**GIVEN REQUEST**
Say how many lines contain "yaitu"; the answer is the number alone.

[Dataset entries]

[Begin]

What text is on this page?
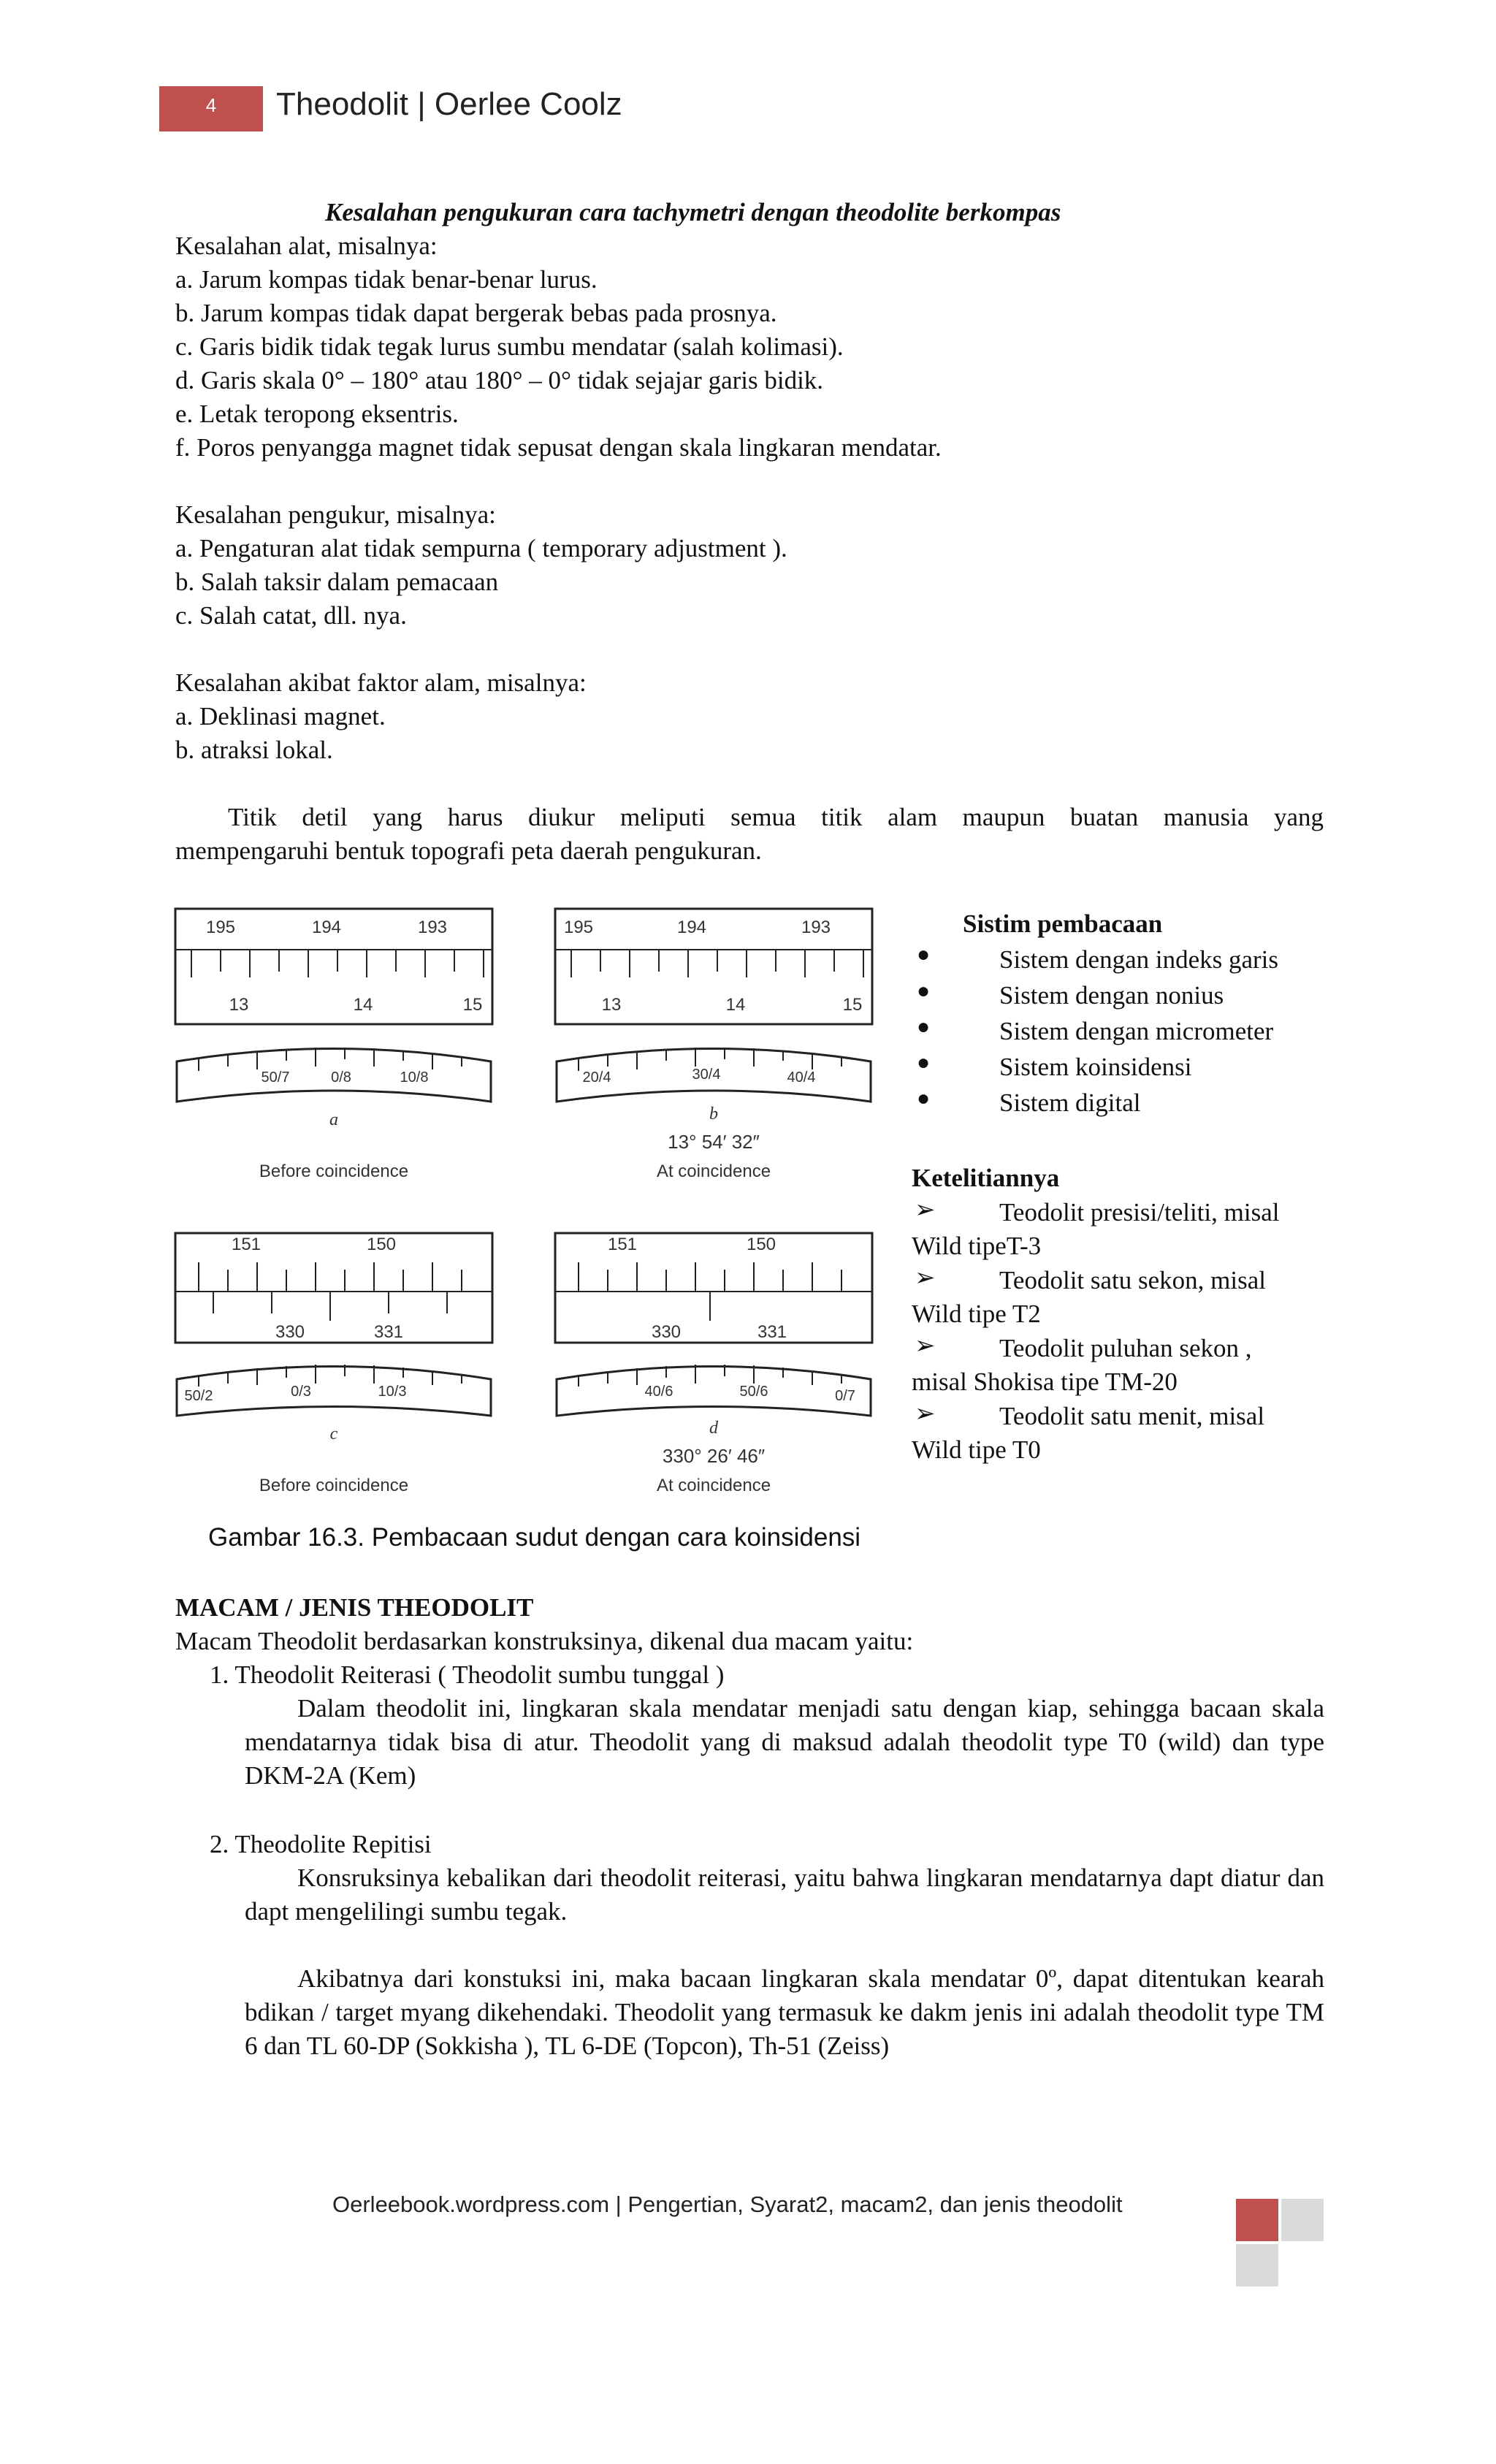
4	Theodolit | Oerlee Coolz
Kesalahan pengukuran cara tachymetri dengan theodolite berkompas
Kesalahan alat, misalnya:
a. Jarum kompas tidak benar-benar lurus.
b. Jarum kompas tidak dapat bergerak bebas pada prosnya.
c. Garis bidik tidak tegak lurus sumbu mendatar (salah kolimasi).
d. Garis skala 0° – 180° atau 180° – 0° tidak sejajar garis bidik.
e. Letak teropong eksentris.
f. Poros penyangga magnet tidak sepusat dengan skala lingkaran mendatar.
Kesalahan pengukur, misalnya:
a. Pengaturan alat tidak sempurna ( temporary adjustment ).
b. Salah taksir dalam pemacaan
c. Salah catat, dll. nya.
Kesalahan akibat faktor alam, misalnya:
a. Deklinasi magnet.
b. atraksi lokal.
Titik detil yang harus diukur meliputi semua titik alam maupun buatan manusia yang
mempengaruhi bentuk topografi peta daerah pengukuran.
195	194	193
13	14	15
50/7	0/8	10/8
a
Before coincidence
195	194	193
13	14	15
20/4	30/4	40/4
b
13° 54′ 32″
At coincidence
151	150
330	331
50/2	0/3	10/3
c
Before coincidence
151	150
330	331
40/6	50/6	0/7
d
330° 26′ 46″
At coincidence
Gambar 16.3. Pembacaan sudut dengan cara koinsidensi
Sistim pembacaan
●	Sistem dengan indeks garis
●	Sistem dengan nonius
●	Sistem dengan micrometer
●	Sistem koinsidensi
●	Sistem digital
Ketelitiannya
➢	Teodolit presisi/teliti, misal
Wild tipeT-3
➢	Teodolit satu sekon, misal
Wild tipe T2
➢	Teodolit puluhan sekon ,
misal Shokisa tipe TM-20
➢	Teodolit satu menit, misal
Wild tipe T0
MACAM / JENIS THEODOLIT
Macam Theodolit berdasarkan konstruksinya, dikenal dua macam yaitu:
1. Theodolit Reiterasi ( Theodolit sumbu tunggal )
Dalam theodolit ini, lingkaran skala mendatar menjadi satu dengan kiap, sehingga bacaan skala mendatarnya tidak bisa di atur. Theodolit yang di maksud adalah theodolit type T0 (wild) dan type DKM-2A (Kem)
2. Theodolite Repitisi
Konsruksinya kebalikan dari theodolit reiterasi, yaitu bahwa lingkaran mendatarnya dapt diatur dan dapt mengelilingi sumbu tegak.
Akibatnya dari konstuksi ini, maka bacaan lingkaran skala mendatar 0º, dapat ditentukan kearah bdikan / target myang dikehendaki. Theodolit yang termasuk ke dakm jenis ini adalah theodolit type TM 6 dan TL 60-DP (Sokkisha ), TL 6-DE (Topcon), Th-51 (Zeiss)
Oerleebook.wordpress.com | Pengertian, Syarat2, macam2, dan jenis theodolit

[End]

**RESULT**
2